• **Task prompt**: Write out the whole listing again, exactly as given.

[Dataset listings of figures]
— START —
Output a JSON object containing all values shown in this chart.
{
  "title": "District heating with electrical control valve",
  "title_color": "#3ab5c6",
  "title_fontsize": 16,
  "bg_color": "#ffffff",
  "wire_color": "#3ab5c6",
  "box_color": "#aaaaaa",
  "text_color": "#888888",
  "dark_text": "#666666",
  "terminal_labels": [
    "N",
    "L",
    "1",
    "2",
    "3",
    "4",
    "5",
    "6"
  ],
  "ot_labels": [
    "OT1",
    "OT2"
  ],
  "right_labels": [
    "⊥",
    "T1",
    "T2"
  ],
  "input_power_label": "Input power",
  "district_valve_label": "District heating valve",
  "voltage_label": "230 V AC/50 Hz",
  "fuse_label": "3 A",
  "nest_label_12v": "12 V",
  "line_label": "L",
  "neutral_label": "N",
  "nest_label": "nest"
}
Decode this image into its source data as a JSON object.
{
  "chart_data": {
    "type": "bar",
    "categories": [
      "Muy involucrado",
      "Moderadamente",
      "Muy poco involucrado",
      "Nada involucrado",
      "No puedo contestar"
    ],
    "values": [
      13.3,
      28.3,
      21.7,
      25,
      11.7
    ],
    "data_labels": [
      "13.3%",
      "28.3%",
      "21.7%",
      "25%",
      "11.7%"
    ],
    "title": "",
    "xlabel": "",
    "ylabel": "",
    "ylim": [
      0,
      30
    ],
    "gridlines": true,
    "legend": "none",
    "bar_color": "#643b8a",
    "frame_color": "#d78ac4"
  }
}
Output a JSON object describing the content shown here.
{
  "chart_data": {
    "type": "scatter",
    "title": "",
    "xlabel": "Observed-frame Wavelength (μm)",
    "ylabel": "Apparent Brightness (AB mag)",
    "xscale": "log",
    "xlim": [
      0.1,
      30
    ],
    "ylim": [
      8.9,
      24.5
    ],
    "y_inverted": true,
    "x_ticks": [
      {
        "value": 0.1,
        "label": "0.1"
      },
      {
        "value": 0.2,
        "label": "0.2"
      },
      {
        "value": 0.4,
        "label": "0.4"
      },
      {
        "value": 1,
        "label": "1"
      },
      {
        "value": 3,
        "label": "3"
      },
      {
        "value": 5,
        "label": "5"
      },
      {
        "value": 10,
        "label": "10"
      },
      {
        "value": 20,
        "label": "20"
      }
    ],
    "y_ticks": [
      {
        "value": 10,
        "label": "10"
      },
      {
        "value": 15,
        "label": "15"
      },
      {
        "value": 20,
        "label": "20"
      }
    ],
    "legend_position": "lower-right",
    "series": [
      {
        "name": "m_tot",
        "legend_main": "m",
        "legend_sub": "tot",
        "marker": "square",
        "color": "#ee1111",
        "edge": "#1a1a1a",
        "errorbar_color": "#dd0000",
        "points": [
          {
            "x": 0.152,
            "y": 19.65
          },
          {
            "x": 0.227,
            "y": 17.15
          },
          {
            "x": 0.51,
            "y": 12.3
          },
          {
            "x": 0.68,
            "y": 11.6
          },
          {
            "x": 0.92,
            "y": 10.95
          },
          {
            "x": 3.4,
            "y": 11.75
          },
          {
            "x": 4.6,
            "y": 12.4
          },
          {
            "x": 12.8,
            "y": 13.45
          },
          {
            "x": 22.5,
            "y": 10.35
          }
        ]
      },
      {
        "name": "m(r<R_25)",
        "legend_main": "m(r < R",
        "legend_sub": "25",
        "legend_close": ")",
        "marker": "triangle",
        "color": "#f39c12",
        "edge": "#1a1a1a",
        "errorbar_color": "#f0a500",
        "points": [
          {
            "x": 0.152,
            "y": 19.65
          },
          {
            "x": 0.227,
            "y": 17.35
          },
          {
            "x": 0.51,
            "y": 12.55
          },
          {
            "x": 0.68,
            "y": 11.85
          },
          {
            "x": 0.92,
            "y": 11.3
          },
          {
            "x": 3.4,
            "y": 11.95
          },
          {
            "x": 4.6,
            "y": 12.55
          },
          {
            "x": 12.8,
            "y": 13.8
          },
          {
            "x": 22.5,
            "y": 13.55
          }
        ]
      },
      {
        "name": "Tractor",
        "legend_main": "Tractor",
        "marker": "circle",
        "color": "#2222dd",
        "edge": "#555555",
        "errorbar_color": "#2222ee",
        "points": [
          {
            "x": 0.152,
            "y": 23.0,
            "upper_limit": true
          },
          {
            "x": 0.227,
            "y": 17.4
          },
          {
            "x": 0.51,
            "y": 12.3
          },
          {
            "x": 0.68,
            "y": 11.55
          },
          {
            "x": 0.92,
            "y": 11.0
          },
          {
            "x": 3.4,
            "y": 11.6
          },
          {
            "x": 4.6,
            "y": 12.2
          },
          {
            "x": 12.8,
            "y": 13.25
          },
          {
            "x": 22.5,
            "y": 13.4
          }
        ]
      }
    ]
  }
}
— END —
• **The reply**:
Output a JSON object containing all values shown in this chart.
{
  "title": "District heating with electrical control valve",
  "title_color": "#3ab5c6",
  "title_fontsize": 16,
  "bg_color": "#ffffff",
  "wire_color": "#3ab5c6",
  "box_color": "#aaaaaa",
  "text_color": "#888888",
  "dark_text": "#666666",
  "terminal_labels": [
    "N",
    "L",
    "1",
    "2",
    "3",
    "4",
    "5",
    "6"
  ],
  "ot_labels": [
    "OT1",
    "OT2"
  ],
  "right_labels": [
    "⊥",
    "T1",
    "T2"
  ],
  "input_power_label": "Input power",
  "district_valve_label": "District heating valve",
  "voltage_label": "230 V AC/50 Hz",
  "fuse_label": "3 A",
  "nest_label_12v": "12 V",
  "line_label": "L",
  "neutral_label": "N",
  "nest_label": "nest"
}
Decode this image into its source data as a JSON object.
{
  "chart_data": {
    "type": "bar",
    "categories": [
      "Muy involucrado",
      "Moderadamente",
      "Muy poco involucrado",
      "Nada involucrado",
      "No puedo contestar"
    ],
    "values": [
      13.3,
      28.3,
      21.7,
      25,
      11.7
    ],
    "data_labels": [
      "13.3%",
      "28.3%",
      "21.7%",
      "25%",
      "11.7%"
    ],
    "title": "",
    "xlabel": "",
    "ylabel": "",
    "ylim": [
      0,
      30
    ],
    "gridlines": true,
    "legend": "none",
    "bar_color": "#643b8a",
    "frame_color": "#d78ac4"
  }
}
Output a JSON object describing the content shown here.
{
  "chart_data": {
    "type": "scatter",
    "title": "",
    "xlabel": "Observed-frame Wavelength (μm)",
    "ylabel": "Apparent Brightness (AB mag)",
    "xscale": "log",
    "xlim": [
      0.1,
      30
    ],
    "ylim": [
      8.9,
      24.5
    ],
    "y_inverted": true,
    "x_ticks": [
      {
        "value": 0.1,
        "label": "0.1"
      },
      {
        "value": 0.2,
        "label": "0.2"
      },
      {
        "value": 0.4,
        "label": "0.4"
      },
      {
        "value": 1,
        "label": "1"
      },
      {
        "value": 3,
        "label": "3"
      },
      {
        "value": 5,
        "label": "5"
      },
      {
        "value": 10,
        "label": "10"
      },
      {
        "value": 20,
        "label": "20"
      }
    ],
    "y_ticks": [
      {
        "value": 10,
        "label": "10"
      },
      {
        "value": 15,
        "label": "15"
      },
      {
        "value": 20,
        "label": "20"
      }
    ],
    "legend_position": "lower-right",
    "series": [
      {
        "name": "m_tot",
        "legend_main": "m",
        "legend_sub": "tot",
        "marker": "square",
        "color": "#ee1111",
        "edge": "#1a1a1a",
        "errorbar_color": "#dd0000",
        "points": [
          {
            "x": 0.152,
            "y": 19.65
          },
          {
            "x": 0.227,
            "y": 17.15
          },
          {
            "x": 0.51,
            "y": 12.3
          },
          {
            "x": 0.68,
            "y": 11.6
          },
          {
            "x": 0.92,
            "y": 10.95
          },
          {
            "x": 3.4,
            "y": 11.75
          },
          {
            "x": 4.6,
            "y": 12.4
          },
          {
            "x": 12.8,
            "y": 13.45
          },
          {
            "x": 22.5,
            "y": 10.35
          }
        ]
      },
      {
        "name": "m(r<R_25)",
        "legend_main": "m(r < R",
        "legend_sub": "25",
        "legend_close": ")",
        "marker": "triangle",
        "color": "#f39c12",
        "edge": "#1a1a1a",
        "errorbar_color": "#f0a500",
        "points": [
          {
            "x": 0.152,
            "y": 19.65
          },
          {
            "x": 0.227,
            "y": 17.35
          },
          {
            "x": 0.51,
            "y": 12.55
          },
          {
            "x": 0.68,
            "y": 11.85
          },
          {
            "x": 0.92,
            "y": 11.3
          },
          {
            "x": 3.4,
            "y": 11.95
          },
          {
            "x": 4.6,
            "y": 12.55
          },
          {
            "x": 12.8,
            "y": 13.8
          },
          {
            "x": 22.5,
            "y": 13.55
          }
        ]
      },
      {
        "name": "Tractor",
        "legend_main": "Tractor",
        "marker": "circle",
        "color": "#2222dd",
        "edge": "#555555",
        "errorbar_color": "#2222ee",
        "points": [
          {
            "x": 0.152,
            "y": 23.0,
            "upper_limit": true
          },
          {
            "x": 0.227,
            "y": 17.4
          },
          {
            "x": 0.51,
            "y": 12.3
          },
          {
            "x": 0.68,
            "y": 11.55
          },
          {
            "x": 0.92,
            "y": 11.0
          },
          {
            "x": 3.4,
            "y": 11.6
          },
          {
            "x": 4.6,
            "y": 12.2
          },
          {
            "x": 12.8,
            "y": 13.25
          },
          {
            "x": 22.5,
            "y": 13.4
          }
        ]
      }
    ]
  }
}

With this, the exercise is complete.